Stored entries
START

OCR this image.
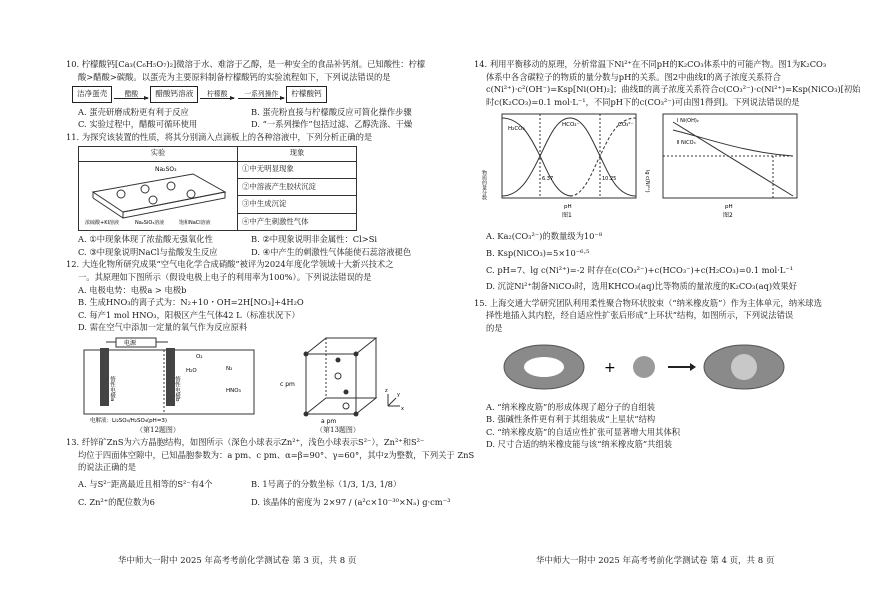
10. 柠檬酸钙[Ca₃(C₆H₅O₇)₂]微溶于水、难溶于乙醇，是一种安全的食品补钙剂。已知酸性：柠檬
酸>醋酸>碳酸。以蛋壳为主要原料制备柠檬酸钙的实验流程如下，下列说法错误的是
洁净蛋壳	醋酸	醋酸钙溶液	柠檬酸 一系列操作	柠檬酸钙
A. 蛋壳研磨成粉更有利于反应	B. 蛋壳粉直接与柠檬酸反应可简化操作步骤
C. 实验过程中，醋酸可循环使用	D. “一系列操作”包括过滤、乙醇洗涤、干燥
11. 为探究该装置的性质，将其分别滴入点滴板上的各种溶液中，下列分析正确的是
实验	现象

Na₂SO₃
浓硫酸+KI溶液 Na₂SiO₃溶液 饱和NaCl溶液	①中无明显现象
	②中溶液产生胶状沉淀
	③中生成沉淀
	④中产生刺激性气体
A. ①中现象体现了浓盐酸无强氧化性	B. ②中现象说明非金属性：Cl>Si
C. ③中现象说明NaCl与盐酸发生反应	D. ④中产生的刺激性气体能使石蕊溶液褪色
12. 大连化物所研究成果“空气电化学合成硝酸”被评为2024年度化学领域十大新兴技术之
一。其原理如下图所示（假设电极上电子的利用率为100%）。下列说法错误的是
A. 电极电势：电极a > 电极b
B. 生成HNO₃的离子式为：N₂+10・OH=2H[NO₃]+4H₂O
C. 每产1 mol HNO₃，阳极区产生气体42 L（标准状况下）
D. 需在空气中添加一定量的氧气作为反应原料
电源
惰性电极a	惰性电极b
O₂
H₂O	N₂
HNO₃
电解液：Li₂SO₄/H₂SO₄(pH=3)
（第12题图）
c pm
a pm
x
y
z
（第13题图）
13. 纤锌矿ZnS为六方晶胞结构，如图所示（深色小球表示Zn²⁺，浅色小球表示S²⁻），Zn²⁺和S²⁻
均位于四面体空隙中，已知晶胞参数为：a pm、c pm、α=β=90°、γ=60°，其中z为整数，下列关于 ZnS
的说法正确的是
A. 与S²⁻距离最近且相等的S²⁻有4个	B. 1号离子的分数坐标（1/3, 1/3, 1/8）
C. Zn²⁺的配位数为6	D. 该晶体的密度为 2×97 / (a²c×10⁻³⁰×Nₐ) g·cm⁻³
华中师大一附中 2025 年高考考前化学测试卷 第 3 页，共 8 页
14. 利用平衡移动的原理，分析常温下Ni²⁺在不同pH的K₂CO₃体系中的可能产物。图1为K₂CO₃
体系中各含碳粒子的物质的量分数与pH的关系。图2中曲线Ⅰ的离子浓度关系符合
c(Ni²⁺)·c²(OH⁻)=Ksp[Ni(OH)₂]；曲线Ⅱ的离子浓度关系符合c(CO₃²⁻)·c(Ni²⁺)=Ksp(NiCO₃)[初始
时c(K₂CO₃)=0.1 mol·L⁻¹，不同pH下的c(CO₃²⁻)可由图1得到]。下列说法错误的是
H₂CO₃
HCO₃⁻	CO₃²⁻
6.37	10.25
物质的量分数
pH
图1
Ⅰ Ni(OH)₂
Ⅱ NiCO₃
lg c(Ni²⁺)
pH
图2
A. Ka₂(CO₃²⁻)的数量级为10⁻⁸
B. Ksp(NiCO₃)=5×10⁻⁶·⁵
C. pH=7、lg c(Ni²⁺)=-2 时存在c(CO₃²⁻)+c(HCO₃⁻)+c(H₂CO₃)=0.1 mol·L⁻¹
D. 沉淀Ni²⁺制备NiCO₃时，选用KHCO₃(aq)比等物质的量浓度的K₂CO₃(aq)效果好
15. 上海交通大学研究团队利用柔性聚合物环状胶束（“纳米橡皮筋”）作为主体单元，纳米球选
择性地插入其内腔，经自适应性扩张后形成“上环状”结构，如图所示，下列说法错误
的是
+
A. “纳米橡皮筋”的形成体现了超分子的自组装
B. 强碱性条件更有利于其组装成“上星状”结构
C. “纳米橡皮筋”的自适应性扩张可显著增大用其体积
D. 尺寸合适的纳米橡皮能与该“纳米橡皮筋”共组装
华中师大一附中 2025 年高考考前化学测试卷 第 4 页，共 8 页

END
START

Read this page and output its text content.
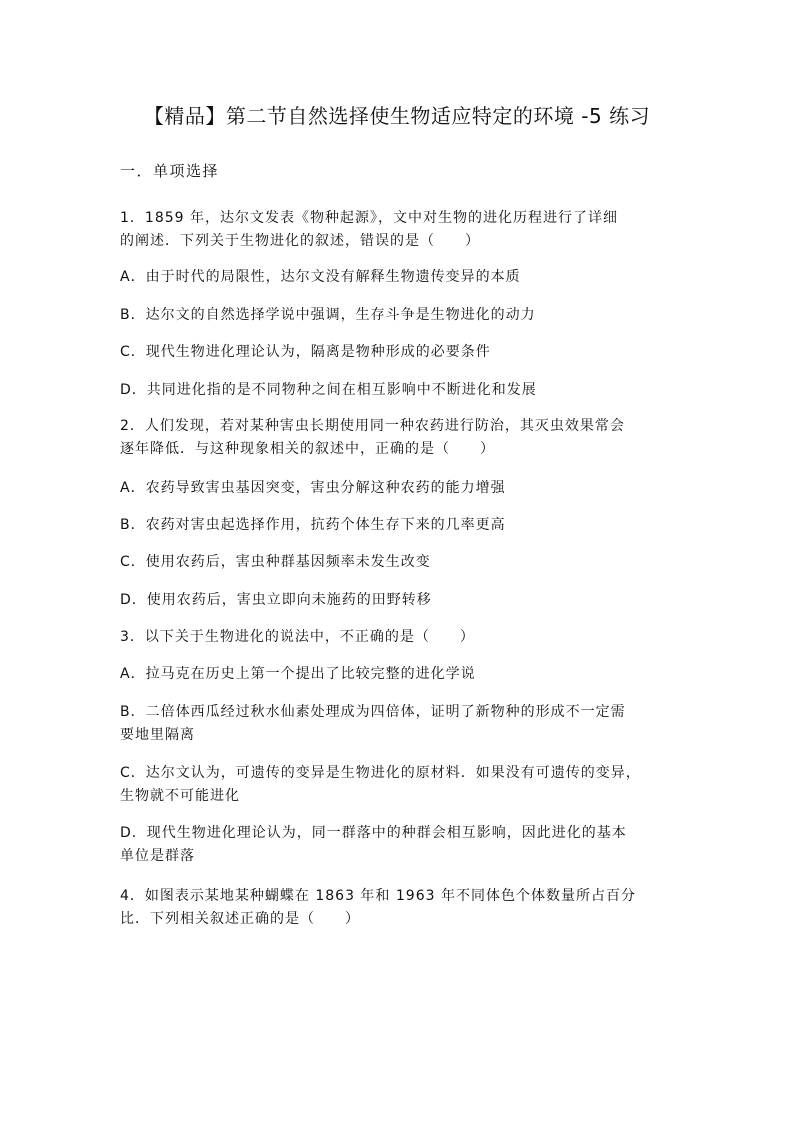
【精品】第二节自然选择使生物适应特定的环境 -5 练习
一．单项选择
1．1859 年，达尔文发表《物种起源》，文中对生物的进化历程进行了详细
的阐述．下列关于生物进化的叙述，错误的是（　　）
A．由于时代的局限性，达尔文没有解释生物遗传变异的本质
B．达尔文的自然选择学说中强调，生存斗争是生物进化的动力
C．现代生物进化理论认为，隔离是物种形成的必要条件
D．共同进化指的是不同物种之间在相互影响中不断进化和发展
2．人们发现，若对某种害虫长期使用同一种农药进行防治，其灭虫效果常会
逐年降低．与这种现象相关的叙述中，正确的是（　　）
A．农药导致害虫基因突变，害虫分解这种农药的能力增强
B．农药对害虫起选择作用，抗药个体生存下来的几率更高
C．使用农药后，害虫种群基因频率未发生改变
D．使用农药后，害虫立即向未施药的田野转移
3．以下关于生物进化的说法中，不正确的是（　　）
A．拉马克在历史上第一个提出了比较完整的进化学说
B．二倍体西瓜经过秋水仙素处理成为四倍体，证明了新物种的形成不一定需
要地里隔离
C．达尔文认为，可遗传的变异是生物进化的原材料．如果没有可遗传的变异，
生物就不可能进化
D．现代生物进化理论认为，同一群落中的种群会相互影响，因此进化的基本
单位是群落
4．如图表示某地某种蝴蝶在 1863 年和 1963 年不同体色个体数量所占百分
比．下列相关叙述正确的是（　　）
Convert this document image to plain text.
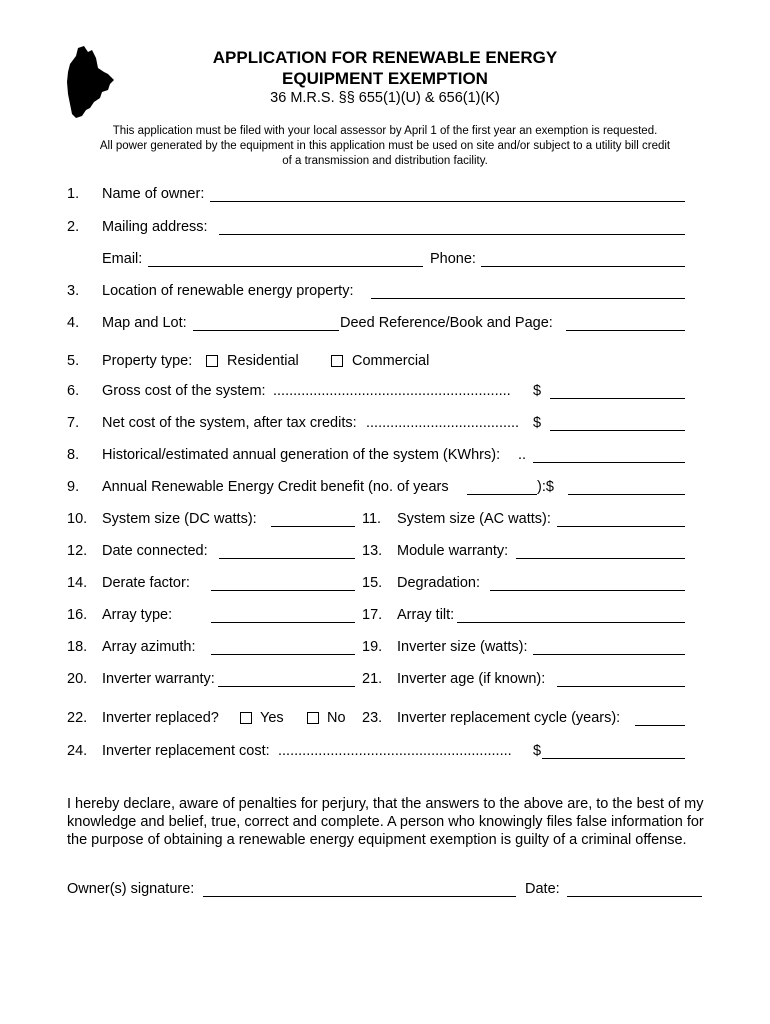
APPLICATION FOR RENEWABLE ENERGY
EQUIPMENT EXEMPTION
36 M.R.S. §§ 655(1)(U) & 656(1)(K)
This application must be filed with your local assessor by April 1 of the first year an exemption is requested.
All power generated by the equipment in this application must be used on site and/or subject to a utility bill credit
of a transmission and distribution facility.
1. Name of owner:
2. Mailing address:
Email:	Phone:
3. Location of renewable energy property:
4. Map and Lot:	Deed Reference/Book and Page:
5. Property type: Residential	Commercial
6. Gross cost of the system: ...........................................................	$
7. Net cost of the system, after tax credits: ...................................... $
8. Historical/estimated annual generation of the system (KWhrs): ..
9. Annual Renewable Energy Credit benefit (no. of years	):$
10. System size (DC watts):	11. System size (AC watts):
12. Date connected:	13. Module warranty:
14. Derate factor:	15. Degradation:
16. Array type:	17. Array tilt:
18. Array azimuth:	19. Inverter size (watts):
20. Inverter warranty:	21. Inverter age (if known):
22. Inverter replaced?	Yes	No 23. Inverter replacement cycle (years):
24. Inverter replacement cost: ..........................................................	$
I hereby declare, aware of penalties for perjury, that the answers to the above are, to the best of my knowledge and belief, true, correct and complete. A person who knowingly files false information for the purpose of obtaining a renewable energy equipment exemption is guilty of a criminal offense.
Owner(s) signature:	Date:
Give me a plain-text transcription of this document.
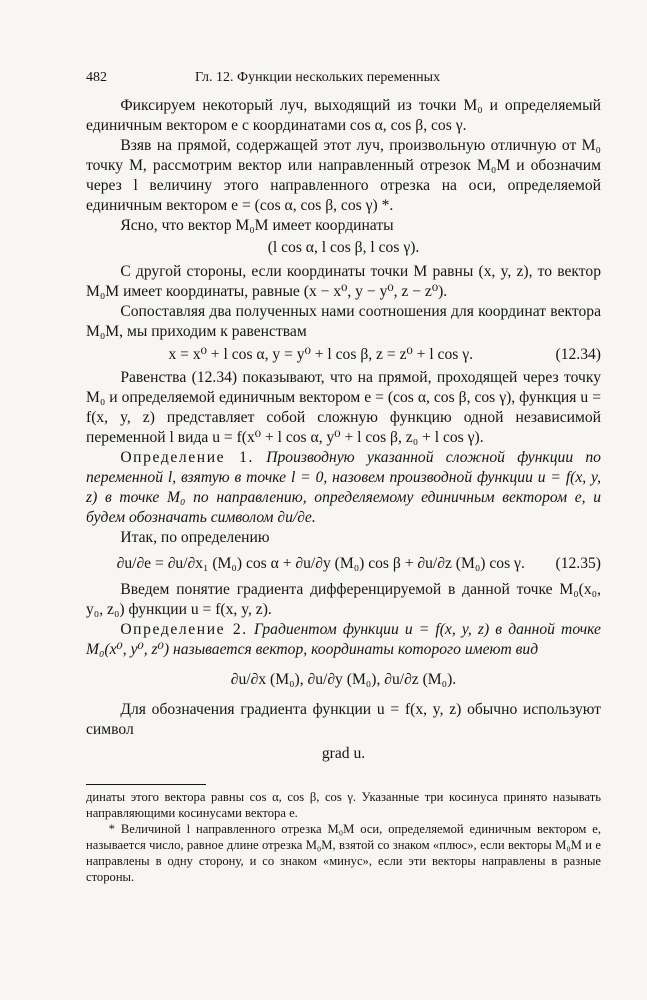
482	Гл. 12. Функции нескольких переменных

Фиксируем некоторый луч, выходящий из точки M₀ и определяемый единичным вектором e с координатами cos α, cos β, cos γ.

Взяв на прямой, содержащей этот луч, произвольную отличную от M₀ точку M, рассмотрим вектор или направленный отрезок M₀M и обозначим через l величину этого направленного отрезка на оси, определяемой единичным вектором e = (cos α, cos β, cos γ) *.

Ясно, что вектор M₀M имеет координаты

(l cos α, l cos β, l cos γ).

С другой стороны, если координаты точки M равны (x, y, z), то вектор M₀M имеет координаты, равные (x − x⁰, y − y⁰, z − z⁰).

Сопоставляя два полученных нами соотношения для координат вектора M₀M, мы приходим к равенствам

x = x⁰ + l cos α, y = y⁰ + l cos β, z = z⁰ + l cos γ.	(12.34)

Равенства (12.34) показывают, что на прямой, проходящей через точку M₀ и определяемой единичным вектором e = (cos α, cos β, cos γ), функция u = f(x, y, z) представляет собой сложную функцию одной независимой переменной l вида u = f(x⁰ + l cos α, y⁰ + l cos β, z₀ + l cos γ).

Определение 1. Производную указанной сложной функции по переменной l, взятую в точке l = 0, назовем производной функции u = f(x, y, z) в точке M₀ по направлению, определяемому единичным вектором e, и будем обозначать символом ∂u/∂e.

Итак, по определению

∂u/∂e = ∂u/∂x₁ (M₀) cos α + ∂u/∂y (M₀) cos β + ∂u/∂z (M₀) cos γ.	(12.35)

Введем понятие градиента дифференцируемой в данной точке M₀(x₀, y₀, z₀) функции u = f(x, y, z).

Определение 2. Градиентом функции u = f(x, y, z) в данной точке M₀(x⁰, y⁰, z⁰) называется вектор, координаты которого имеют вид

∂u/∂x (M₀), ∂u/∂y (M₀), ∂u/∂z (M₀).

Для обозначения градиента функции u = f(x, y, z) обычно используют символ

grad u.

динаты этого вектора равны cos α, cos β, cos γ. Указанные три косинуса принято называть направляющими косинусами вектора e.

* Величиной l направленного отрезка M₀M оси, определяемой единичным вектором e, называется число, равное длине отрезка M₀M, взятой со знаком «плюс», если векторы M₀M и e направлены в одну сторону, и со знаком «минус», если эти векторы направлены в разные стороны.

END

▶ Goal:
Respond with the number of lines containing "现代生物进化理论认为" and no additional words.

▶ Output below:
2